# AIM 1:
Before the essay on family holidays and the records, set down the passage from "As far as holidays" up to and including "Count us in.", keeping every word as it stands in the essay.
# AIM 2:
Take the essay on family holidays further, picking up right after its final sentence.

# SOURCE DOCUMENT:
Taking a break?
Travel the world if you want to; but don’t knock the humble ‘family holiday’
Chances are that you are reading this either while planning a holiday, enjoying a break, or recovering from the rigours of a family vacation. Yes, this is the holiday season, when everyone who can afford it gets away from the heat as fast as they possibly can.
And these days we are all spoilt for choice, aren’t we? We can hit the beaches of Goa or Koh Samui, depending on our budget. We can enjoy the mountain air in Manali, Shimla or even Switzerland, if our money stretches that far. We can trek in Nepal; go shopping in Dubai; watch plays in London; golf in Scotland; sample the best of Renaissance art in Italy; indulge in a bit of wine-tasting in France or the Napa Valley; gorge – or gag, it depends entirely on you – on authentic Chinese fare in Shanghai or Beijing.
As far as holidays are concerned, the sky (and of course, our bank balance) is the limit. And even then, there’s nothing we enjoy more than pushing the limits. A week spent river-rafting in the wilds of the South American jungle? Bring it on. A fortnight in the icy wilderness of Greenland getting in touch with our inner Innuit? Why ever not? Walking up the slopes of active volcanoes in New Zealand? Count us in.
These days, everyone wants to push the envelope when it comes to holidays. It’s no longer enough to go tiger-watching in Ranthambore, Pench or Bandhavgarh. You have to go on a safari in Africa or better still, watch from the sidelines when the annual migration of wildebeest takes place in Kenya. Chilling out on the beaches of Kovalam is now passé. These days you must head out to Croatia, the new jewel of the Mediterranean. And Nainital and Darjeeling are now spoilt beyond belief; if you want to enjoy the mountains then Ladakh is where it’s at.
It sounds great doesn’t it? After all, who would pass up the opportunity to see the world in all its glory, sample the delights – both culinary and cultural – it has to offer, and explore every nook and cranny of our beautiful planet. If we live in a global village, then I guess it behoves us to get acquainted with all its secret gardens. And great fun it is too.
And yet, even as I scour the internet looking for the best deals on hotels and airline fares, there is a tiny little part of me that misses the good old days when holidays were more about family time and less about seeing the world. When we spent our vacations bonding with assorted uncles, aunts, nieces, nephews and a veritable army of cousins rather than discovering the delights of gelato or the finer points of bull-fighting. When taking a break didn’t necessarily involve breaking the bank.
Growing up, I spent all my school vacations visiting various members of our extended – and, to be honest, fairly extensive – family. The summers were invariably spent at my aunt’s tea garden in Assam. And the holiday started from the time we boarded the train from Sealdah station, me armed with a stack of Amar Chitra Kathas and my mother with a lot of patience. Snack-time came with every station we stopped at, with deep-fried samosas and pakoras being scoffed down with hot, milky tea drunk from terracotta bhands (yes, I know, it sounds a bit vulgar, but it just means a tea-cup).
The high point of the journey was the ferry transfer across the Brahmaputra, which put all those geography lessons in perspective. And then, there was the rickety jeep-ride to the tea garden itself, with us indefatigable kids singing loudly and I fear quite tunelessly in the back while the adults struggled to stay upright on those long and winding roads.

# DATASET EXTRACT:
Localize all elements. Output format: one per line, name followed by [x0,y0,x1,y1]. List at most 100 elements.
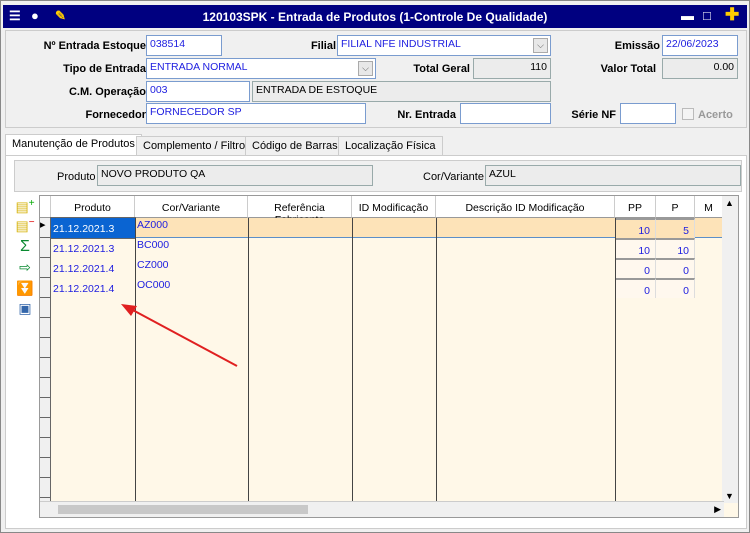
cm-description: ENTRADA DE ESTOQUE [252,81,551,102]
row-indicator[interactable] [40,338,51,358]
col-header-p[interactable]: P [656,196,695,218]
fornecedor-label: Fornecedor [85,109,146,121]
tipo-value: ENTRADA NORMAL [150,61,248,73]
col-header-cor[interactable]: Cor/Variante [135,196,248,218]
col-header-id-mod[interactable]: ID Modificação [352,196,436,218]
fornecedor-input[interactable]: FORNECEDOR SP [146,103,366,124]
row-indicator[interactable] [40,478,51,498]
row-indicator[interactable] [40,318,51,338]
scroll-up-icon[interactable]: ▲ [725,198,734,208]
row-indicator[interactable] [40,358,51,378]
col-header-m[interactable]: M [695,196,723,218]
grid-cell[interactable]: 0 [615,258,656,278]
product-filter: Produto NOVO PRODUTO QA Cor/Variante AZU… [14,160,742,192]
nr-entrada-input[interactable] [460,103,551,124]
nr-entrada-label: Nr. Entrada [397,109,456,121]
grid-cell[interactable] [352,238,436,258]
row-indicator[interactable] [40,458,51,478]
row-indicator[interactable] [40,258,51,278]
add-icon[interactable]: ✚ [725,5,739,25]
grid-cell[interactable]: CZ000 [135,258,248,278]
grid-cell[interactable]: BC000 [135,238,248,258]
tipo-label: Tipo de Entrada [63,63,146,75]
grid-cell[interactable]: 10 [615,218,656,238]
grid-cell[interactable]: 10 [656,238,695,258]
grid-cell[interactable]: 5 [656,218,695,238]
filial-value: FILIAL NFE INDUSTRIAL [341,38,461,50]
grid-cell[interactable] [248,238,352,258]
col-header-pp[interactable]: PP [615,196,656,218]
emissao-input[interactable]: 22/06/2023 [662,35,738,56]
sum-icon[interactable]: Σ [15,238,35,256]
grid-cell[interactable]: 21.12.2021.4 [51,258,135,278]
chevron-down-icon[interactable]: ⌵ [358,61,373,76]
tab-localizacao[interactable]: Localização Física [338,136,443,156]
export-icon[interactable]: ⇨ [15,259,35,276]
add-row-icon[interactable]: ▤+ [15,198,35,216]
grid-cell[interactable] [352,278,436,298]
grid-cell[interactable]: 21.12.2021.4 [51,278,135,298]
grid-cell[interactable]: 0 [656,278,695,298]
grid-cell[interactable]: 21.12.2021.3 [50,217,136,239]
grid-cell[interactable] [248,218,352,238]
valor-total-value: 0.00 [662,58,738,79]
title-bar: ☰ ● ✎ 120103SPK - Entrada de Produtos (1… [3,5,747,28]
total-geral-label: Total Geral [413,63,470,75]
serie-input[interactable] [620,103,676,124]
minimize-button[interactable]: ▬ [681,8,694,23]
maximize-button[interactable]: □ [703,8,711,23]
grid-cell[interactable] [436,218,615,238]
delete-row-icon[interactable]: ▤− [15,217,35,235]
col-header-desc-id-mod[interactable]: Descrição ID Modificação [436,196,615,218]
download-icon[interactable]: ⏬ [15,280,35,297]
vertical-scrollbar[interactable]: ▲ ▼ [722,196,738,503]
total-geral-value: 110 [473,58,551,79]
tab-codigo-barras[interactable]: Código de Barras [245,136,345,156]
header-form: Nº Entrada Estoque 038514 Filial FILIAL … [5,30,747,128]
grid-cell[interactable] [436,278,615,298]
col-header-referencia[interactable]: Referência Fabricante [248,196,352,226]
filial-label: Filial [310,40,336,52]
tab-complemento[interactable]: Complemento / Filtros [136,136,258,156]
scroll-down-icon[interactable]: ▼ [725,491,734,501]
scroll-thumb[interactable] [58,505,308,514]
grid-cell[interactable]: 0 [615,278,656,298]
scroll-right-icon[interactable]: ▶ [714,504,721,515]
grid-cell[interactable] [248,278,352,298]
image-icon[interactable]: ▣ [15,300,35,317]
indicator-header [40,196,51,218]
row-indicator[interactable] [40,298,51,318]
filial-select[interactable]: FILIAL NFE INDUSTRIAL ⌵ [337,35,551,56]
grid-cell[interactable]: AZ000 [135,218,248,238]
row-indicator[interactable] [40,438,51,458]
acerto-checkbox[interactable] [682,108,694,120]
col-header-produto[interactable]: Produto [51,196,135,218]
window: ☰ ● ✎ 120103SPK - Entrada de Produtos (1… [0,0,750,533]
grid-cell[interactable]: 0 [656,258,695,278]
grid-cell[interactable] [352,218,436,238]
row-indicator[interactable] [40,418,51,438]
produto-label: Produto [57,171,96,183]
cor-field: AZUL [485,165,741,186]
serie-label: Série NF [571,109,616,121]
cm-input[interactable]: 003 [146,81,250,102]
produto-field: NOVO PRODUTO QA [97,165,373,186]
row-indicator[interactable] [40,278,51,298]
row-indicator[interactable] [40,398,51,418]
entrada-input[interactable]: 038514 [146,35,222,56]
row-indicator[interactable]: ▸ [40,218,51,238]
chevron-down-icon[interactable]: ⌵ [533,38,548,53]
grid-cell[interactable]: 21.12.2021.3 [51,238,135,258]
grid-cell[interactable] [248,258,352,278]
tab-manutencao[interactable]: Manutenção de Produtos [5,134,142,157]
grid-cell[interactable] [436,258,615,278]
horizontal-scrollbar[interactable]: ▶ [40,501,724,517]
annotation-arrow [121,304,238,367]
grid-cell[interactable] [352,258,436,278]
grid-cell[interactable] [436,238,615,258]
row-indicator[interactable] [40,238,51,258]
grid-cell[interactable]: 10 [615,238,656,258]
tipo-select[interactable]: ENTRADA NORMAL ⌵ [146,58,376,79]
row-indicator[interactable] [40,378,51,398]
grid-cell[interactable]: OC000 [135,278,248,298]
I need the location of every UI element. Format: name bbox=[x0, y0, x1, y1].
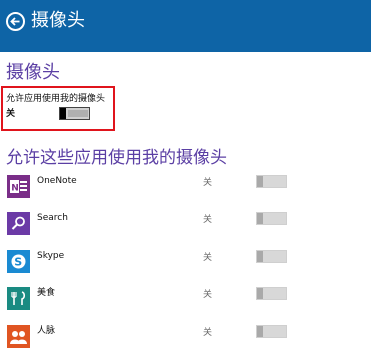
page-title: 摄像头 bbox=[31, 10, 85, 31]
app-name: 美食 bbox=[37, 288, 56, 298]
section-title: 摄像头 bbox=[6, 62, 60, 83]
app-state: 关 bbox=[203, 328, 213, 338]
app-state: 关 bbox=[203, 178, 213, 188]
toggle-track bbox=[68, 110, 88, 117]
search-icon bbox=[7, 212, 30, 235]
app-toggle-search[interactable] bbox=[256, 212, 287, 225]
back-arrow-icon bbox=[10, 17, 20, 26]
app-row-food: 美食 关 bbox=[0, 287, 371, 317]
svg-text:N: N bbox=[11, 184, 19, 194]
app-state: 关 bbox=[203, 253, 213, 263]
skype-icon: S bbox=[7, 250, 30, 273]
svg-text:S: S bbox=[14, 256, 22, 269]
people-icon bbox=[7, 325, 30, 348]
back-button[interactable] bbox=[6, 12, 25, 31]
app-row-people: 人脉 关 bbox=[0, 325, 371, 355]
master-camera-toggle[interactable] bbox=[59, 107, 90, 120]
food-icon bbox=[7, 287, 30, 310]
app-row-onenote: N OneNote 关 bbox=[0, 175, 371, 205]
app-row-search: Search 关 bbox=[0, 212, 371, 242]
apps-section-title: 允许这些应用使用我的摄像头 bbox=[6, 148, 227, 168]
master-toggle-state: 关 bbox=[6, 109, 16, 119]
master-toggle-label: 允许应用使用我的摄像头 bbox=[6, 94, 106, 104]
onenote-icon: N bbox=[7, 175, 30, 198]
app-toggle-people[interactable] bbox=[256, 325, 287, 338]
app-header: 摄像头 bbox=[0, 0, 371, 52]
app-state: 关 bbox=[203, 215, 213, 225]
app-state: 关 bbox=[203, 290, 213, 300]
app-name: 人脉 bbox=[37, 326, 56, 336]
app-name: Search bbox=[37, 213, 68, 223]
app-name: OneNote bbox=[37, 176, 77, 186]
app-name: Skype bbox=[37, 251, 65, 261]
app-row-skype: S Skype 关 bbox=[0, 250, 371, 280]
app-toggle-skype[interactable] bbox=[256, 250, 287, 263]
toggle-thumb bbox=[60, 108, 66, 119]
app-toggle-onenote[interactable] bbox=[256, 175, 287, 188]
app-toggle-food[interactable] bbox=[256, 287, 287, 300]
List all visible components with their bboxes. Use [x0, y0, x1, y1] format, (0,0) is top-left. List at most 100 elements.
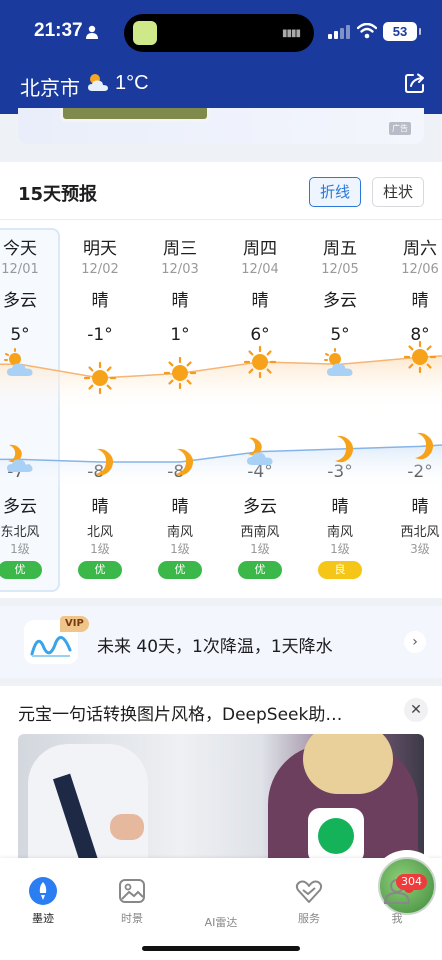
sun-icon — [163, 356, 197, 390]
aqi-badge: 优 — [158, 561, 202, 579]
night-condition: 多云 — [243, 497, 277, 517]
aqi-badge: 良 — [318, 561, 362, 579]
tab-scenery[interactable]: 时景 — [97, 876, 167, 926]
tab-label: 我 — [391, 912, 403, 925]
tab-services[interactable]: 服务 — [274, 876, 344, 926]
night-condition: 晴 — [331, 497, 349, 517]
ad-badge: 广告 — [389, 122, 411, 135]
line-mode-button[interactable]: 折线 — [309, 177, 361, 207]
divider — [0, 219, 442, 220]
tab-label: 时景 — [121, 912, 143, 925]
night-condition: 多云 — [3, 497, 37, 517]
close-icon[interactable]: ✕ — [404, 698, 428, 722]
app-activity-icon — [133, 21, 157, 45]
moon-icon — [403, 429, 437, 463]
aqi-badge: 优 — [0, 561, 42, 579]
low-temp-line — [0, 444, 442, 463]
day-date: 12/02 — [81, 262, 119, 277]
cloud-moon-icon — [243, 435, 277, 469]
day-date: 12/01 — [1, 262, 39, 277]
high-temperature: 5° — [10, 325, 30, 345]
wind-level: 1级 — [170, 542, 190, 556]
day-date: 12/04 — [241, 262, 279, 277]
day-name: 周三 — [163, 239, 197, 259]
wind-level: 1级 — [330, 542, 350, 556]
cloud-sun-icon — [3, 347, 37, 381]
cloud-sun-icon — [88, 74, 108, 91]
day-name: 周六 — [403, 239, 437, 259]
share-icon[interactable] — [403, 71, 427, 95]
wind-direction: 西南风 — [240, 525, 280, 540]
day-condition: 多云 — [323, 291, 357, 311]
low-temperature: -2° — [407, 462, 433, 482]
current-temperature: 1°C — [115, 72, 149, 94]
day-date: 12/06 — [401, 262, 439, 277]
app-logo-icon — [308, 808, 364, 864]
news-image-hand — [110, 814, 144, 840]
wind-direction: 东北风 — [0, 525, 40, 540]
tab-label: 墨迹 — [32, 912, 54, 925]
chevron-right-icon[interactable]: › — [404, 631, 426, 653]
news-title[interactable]: 元宝一句话转换图片风格，DeepSeek助… — [18, 700, 342, 725]
cloud-moon-icon — [3, 442, 37, 476]
day-name: 明天 — [83, 239, 117, 259]
status-bar: 21:37 ▮▮▮▮ 53 — [0, 0, 442, 64]
city-name[interactable]: 北京市 — [20, 72, 80, 101]
day-name: 周四 — [243, 239, 277, 259]
trend-summary: 未来 40天，1次降温，1天降水 — [97, 637, 333, 657]
image-icon — [119, 879, 145, 903]
wind-level: 1级 — [250, 542, 270, 556]
tab-label: AI雷达 — [204, 916, 238, 929]
day-condition: 晴 — [411, 291, 429, 311]
day-date: 12/03 — [161, 262, 199, 277]
tab-moji[interactable]: 墨迹 — [8, 876, 78, 926]
audio-wave-icon: ▮▮▮▮ — [282, 28, 301, 39]
day-name: 今天 — [3, 239, 37, 259]
ad-strip: 广告 — [0, 108, 442, 154]
dynamic-island: ▮▮▮▮ — [124, 14, 314, 52]
day-date: 12/05 — [321, 262, 359, 277]
home-indicator[interactable] — [142, 946, 300, 951]
high-temperature: 6° — [250, 325, 270, 345]
high-temperature: -1° — [87, 325, 113, 345]
wind-direction: 北风 — [86, 525, 113, 540]
wind-direction: 南风 — [326, 525, 353, 540]
ad-image — [60, 108, 210, 122]
wind-level: 1级 — [90, 542, 110, 556]
notification-badge: 304 — [396, 874, 427, 890]
person-icon — [86, 25, 98, 39]
tab-bar: 墨迹 时景 AI雷达 服务 我 304 — [0, 850, 442, 960]
bar-mode-button[interactable]: 柱状 — [372, 177, 424, 207]
wind-direction: 西北风 — [400, 525, 440, 540]
cloud-sun-icon — [323, 347, 357, 381]
day-condition: 晴 — [91, 291, 109, 311]
battery-indicator: 53 — [383, 22, 421, 41]
night-condition: 晴 — [91, 497, 109, 517]
aqi-badge: 优 — [238, 561, 282, 579]
forty-day-trend-banner[interactable]: VIP 未来 40天，1次降温，1天降水 › — [0, 606, 442, 678]
wind-direction: 南风 — [166, 525, 193, 540]
heart-hands-icon — [295, 880, 323, 903]
high-temp-area — [0, 355, 442, 412]
news-card[interactable]: 元宝一句话转换图片风格，DeepSeek助… ✕ — [0, 686, 442, 866]
high-temp-line — [0, 355, 442, 379]
app-header: 21:37 ▮▮▮▮ 53 北京市 1°C — [0, 0, 442, 114]
rocket-icon — [29, 877, 57, 905]
moon-icon — [163, 445, 197, 479]
day-condition: 晴 — [171, 291, 189, 311]
ad-card[interactable]: 广告 — [18, 108, 424, 144]
forecast-card: 15天预报 折线 柱状 今天12/01多云5°-7°多云东北风1级优明天12/0… — [0, 162, 442, 598]
wind-level: 3级 — [410, 542, 430, 556]
sun-icon — [243, 345, 277, 379]
high-temperature: 5° — [330, 325, 350, 345]
wind-level: 1级 — [10, 542, 30, 556]
tab-ai-radar[interactable]: AI雷达 — [186, 850, 442, 930]
day-condition: 晴 — [251, 291, 269, 311]
news-image[interactable] — [18, 734, 424, 866]
forecast-title: 15天预报 — [18, 184, 98, 205]
signal-icon — [328, 25, 350, 39]
status-time: 21:37 — [34, 20, 83, 41]
day-name: 周五 — [323, 239, 357, 259]
vip-badge: VIP — [60, 616, 89, 632]
night-condition: 晴 — [171, 497, 189, 517]
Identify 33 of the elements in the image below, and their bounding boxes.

# WRITTEN REPLY 1:
As far as holidays are concerned, the sky (and of course, our bank balance) is the limit. And even then, there’s nothing we enjoy more than pushing the limits. A week spent river-rafting in the wilds of the South American jungle? Bring it on. A fortnight in the icy wilderness of Greenland getting in touch with our inner Innuit? Why ever not? Walking up the slopes of active volcanoes in New Zealand? Count us in.

# WRITTEN REPLY 2:
And then followed a few weeks of absolute bliss, when you never needed to do anything you didn’t want to. There were no mandatory early mornings to catch the sunrise on the beach; no traipsing around museums feigning interest in the Dutch masters and dinosaur models; no endless shopping trips for our moms to drag us on. Instead, my assorted cousins and I ran quite wild: going on long exploratory walks on the tea slopes; examining the wild life in the area (mostly frogs and leeches, if you must know); starting our own Enid Blyton-style Five Find-Outers gang; making friends with the kids in the local village; and generally, having a blast.
In the winters, we headed north to visit more uncles and aunts. It helped, of course, that my uncles were in the army and hence could host us in a different city every three years or so. Thus it was that we sampled the delights of Southern temples, splashed around on the rocky beaches of Visakhapatnam, explored a yet-unspoilt Bhutan, visited endless forts and palaces in Rajasthan and made ourselves at home in army messes all around the country. All of this, leavened with lots of inter-generation bonding, and much re-telling of old family lore.
Even today, when I have traversed every continent in my travels, it is those family holidays that evoke the most heart-felt memories. And it is the family bonds forged on those vacations that provide me with the most emotional sustenance.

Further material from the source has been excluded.